- **GIVEN REQUEST**:
Leave out the pictures and repeat every record exactly.

— START THE INPUT —

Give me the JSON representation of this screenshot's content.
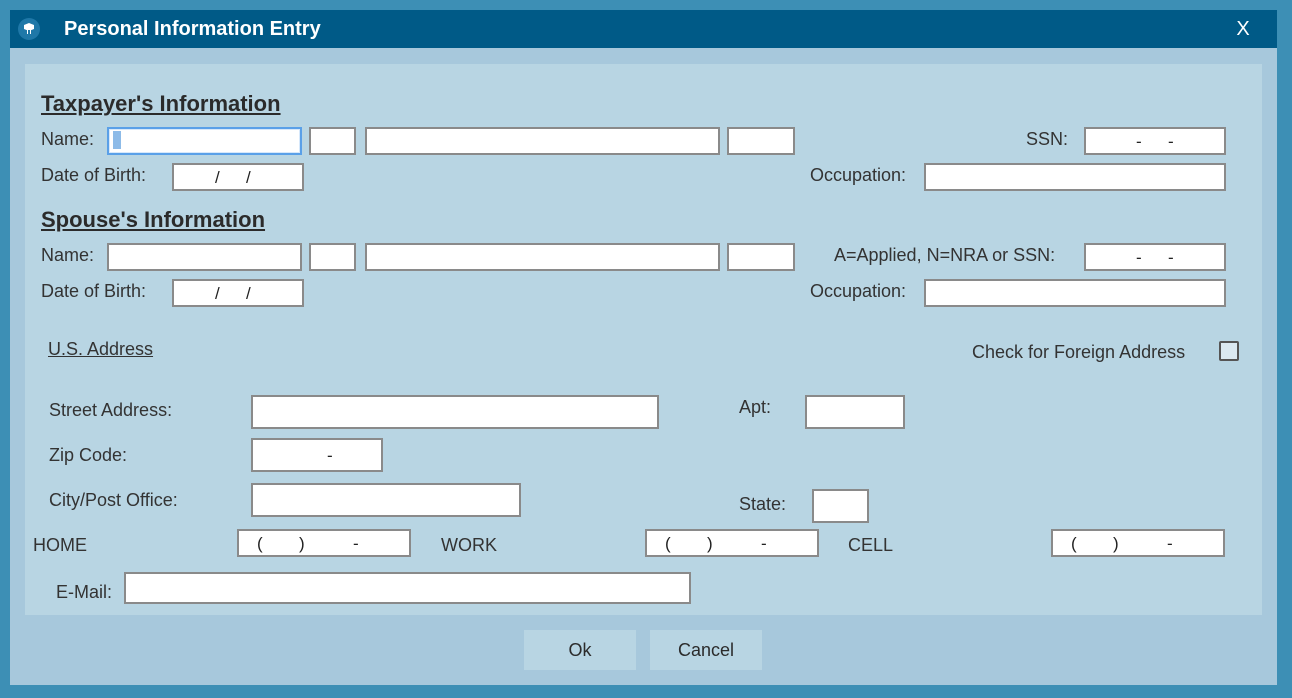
{
  "window": {
    "title": "Personal Information Entry",
    "close_label": "X"
  },
  "taxpayer": {
    "heading": "Taxpayer's Information",
    "name_label": "Name:",
    "ssn_label": "SSN:",
    "dob_label": "Date of Birth:",
    "occupation_label": "Occupation:",
    "first_name": "",
    "middle_initial": "",
    "last_name": "",
    "suffix": "",
    "occupation": ""
  },
  "spouse": {
    "heading": "Spouse's Information",
    "name_label": "Name:",
    "ssn_label": "A=Applied, N=NRA or SSN:",
    "dob_label": "Date of Birth:",
    "occupation_label": "Occupation:",
    "first_name": "",
    "middle_initial": "",
    "last_name": "",
    "suffix": "",
    "occupation": ""
  },
  "masks": {
    "ssn_sep": "-",
    "date_sep": "/",
    "zip_sep": "-",
    "phone_open": "(",
    "phone_close": ")",
    "phone_sep": "-"
  },
  "address": {
    "us_address_link": "U.S. Address",
    "foreign_checkbox_label": "Check for Foreign Address",
    "foreign_checked": false,
    "street_label": "Street Address:",
    "apt_label": "Apt:",
    "zip_label": "Zip Code:",
    "city_label": "City/Post Office:",
    "state_label": "State:",
    "street": "",
    "apt": "",
    "city": "",
    "state": ""
  },
  "phones": {
    "home_label": "HOME",
    "work_label": "WORK",
    "cell_label": "CELL"
  },
  "email": {
    "label": "E-Mail:",
    "value": ""
  },
  "buttons": {
    "ok": "Ok",
    "cancel": "Cancel"
  },
  "colors": {
    "titlebar": "#005a87",
    "dialog_bg": "#a7c8dc",
    "panel_bg": "#b8d5e3",
    "focus_border": "#5aa0e8"
  }
}
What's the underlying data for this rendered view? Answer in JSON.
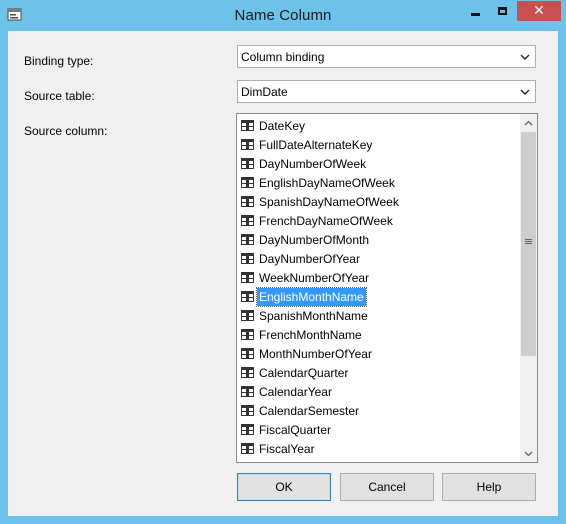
{
  "window": {
    "title": "Name Column",
    "close_symbol": "✕"
  },
  "fields": {
    "binding_type": {
      "label": "Binding type:",
      "value": "Column binding"
    },
    "source_table": {
      "label": "Source table:",
      "value": "DimDate"
    },
    "source_column": {
      "label": "Source column:"
    }
  },
  "columns": [
    "DateKey",
    "FullDateAlternateKey",
    "DayNumberOfWeek",
    "EnglishDayNameOfWeek",
    "SpanishDayNameOfWeek",
    "FrenchDayNameOfWeek",
    "DayNumberOfMonth",
    "DayNumberOfYear",
    "WeekNumberOfYear",
    "EnglishMonthName",
    "SpanishMonthName",
    "FrenchMonthName",
    "MonthNumberOfYear",
    "CalendarQuarter",
    "CalendarYear",
    "CalendarSemester",
    "FiscalQuarter",
    "FiscalYear"
  ],
  "selected_column": "EnglishMonthName",
  "buttons": {
    "ok": "OK",
    "cancel": "Cancel",
    "help": "Help"
  },
  "icons": {
    "window": "dialog-app-icon",
    "column": "table-column-icon",
    "dropdown": "chevron-down-icon"
  }
}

— END THE INPUT —

- **EXERCISE OUTPUT**:
Give me the JSON representation of this screenshot's content.
{
  "window": {
    "title": "Personal Information Entry",
    "close_label": "X"
  },
  "taxpayer": {
    "heading": "Taxpayer's Information",
    "name_label": "Name:",
    "ssn_label": "SSN:",
    "dob_label": "Date of Birth:",
    "occupation_label": "Occupation:",
    "first_name": "",
    "middle_initial": "",
    "last_name": "",
    "suffix": "",
    "occupation": ""
  },
  "spouse": {
    "heading": "Spouse's Information",
    "name_label": "Name:",
    "ssn_label": "A=Applied, N=NRA or SSN:",
    "dob_label": "Date of Birth:",
    "occupation_label": "Occupation:",
    "first_name": "",
    "middle_initial": "",
    "last_name": "",
    "suffix": "",
    "occupation": ""
  },
  "masks": {
    "ssn_sep": "-",
    "date_sep": "/",
    "zip_sep": "-",
    "phone_open": "(",
    "phone_close": ")",
    "phone_sep": "-"
  },
  "address": {
    "us_address_link": "U.S. Address",
    "foreign_checkbox_label": "Check for Foreign Address",
    "foreign_checked": false,
    "street_label": "Street Address:",
    "apt_label": "Apt:",
    "zip_label": "Zip Code:",
    "city_label": "City/Post Office:",
    "state_label": "State:",
    "street": "",
    "apt": "",
    "city": "",
    "state": ""
  },
  "phones": {
    "home_label": "HOME",
    "work_label": "WORK",
    "cell_label": "CELL"
  },
  "email": {
    "label": "E-Mail:",
    "value": ""
  },
  "buttons": {
    "ok": "Ok",
    "cancel": "Cancel"
  },
  "colors": {
    "titlebar": "#005a87",
    "dialog_bg": "#a7c8dc",
    "panel_bg": "#b8d5e3",
    "focus_border": "#5aa0e8"
  }
}
What's the underlying data for this rendered view? Answer in JSON.
{
  "window": {
    "title": "Name Column",
    "close_symbol": "✕"
  },
  "fields": {
    "binding_type": {
      "label": "Binding type:",
      "value": "Column binding"
    },
    "source_table": {
      "label": "Source table:",
      "value": "DimDate"
    },
    "source_column": {
      "label": "Source column:"
    }
  },
  "columns": [
    "DateKey",
    "FullDateAlternateKey",
    "DayNumberOfWeek",
    "EnglishDayNameOfWeek",
    "SpanishDayNameOfWeek",
    "FrenchDayNameOfWeek",
    "DayNumberOfMonth",
    "DayNumberOfYear",
    "WeekNumberOfYear",
    "EnglishMonthName",
    "SpanishMonthName",
    "FrenchMonthName",
    "MonthNumberOfYear",
    "CalendarQuarter",
    "CalendarYear",
    "CalendarSemester",
    "FiscalQuarter",
    "FiscalYear"
  ],
  "selected_column": "EnglishMonthName",
  "buttons": {
    "ok": "OK",
    "cancel": "Cancel",
    "help": "Help"
  },
  "icons": {
    "window": "dialog-app-icon",
    "column": "table-column-icon",
    "dropdown": "chevron-down-icon"
  }
}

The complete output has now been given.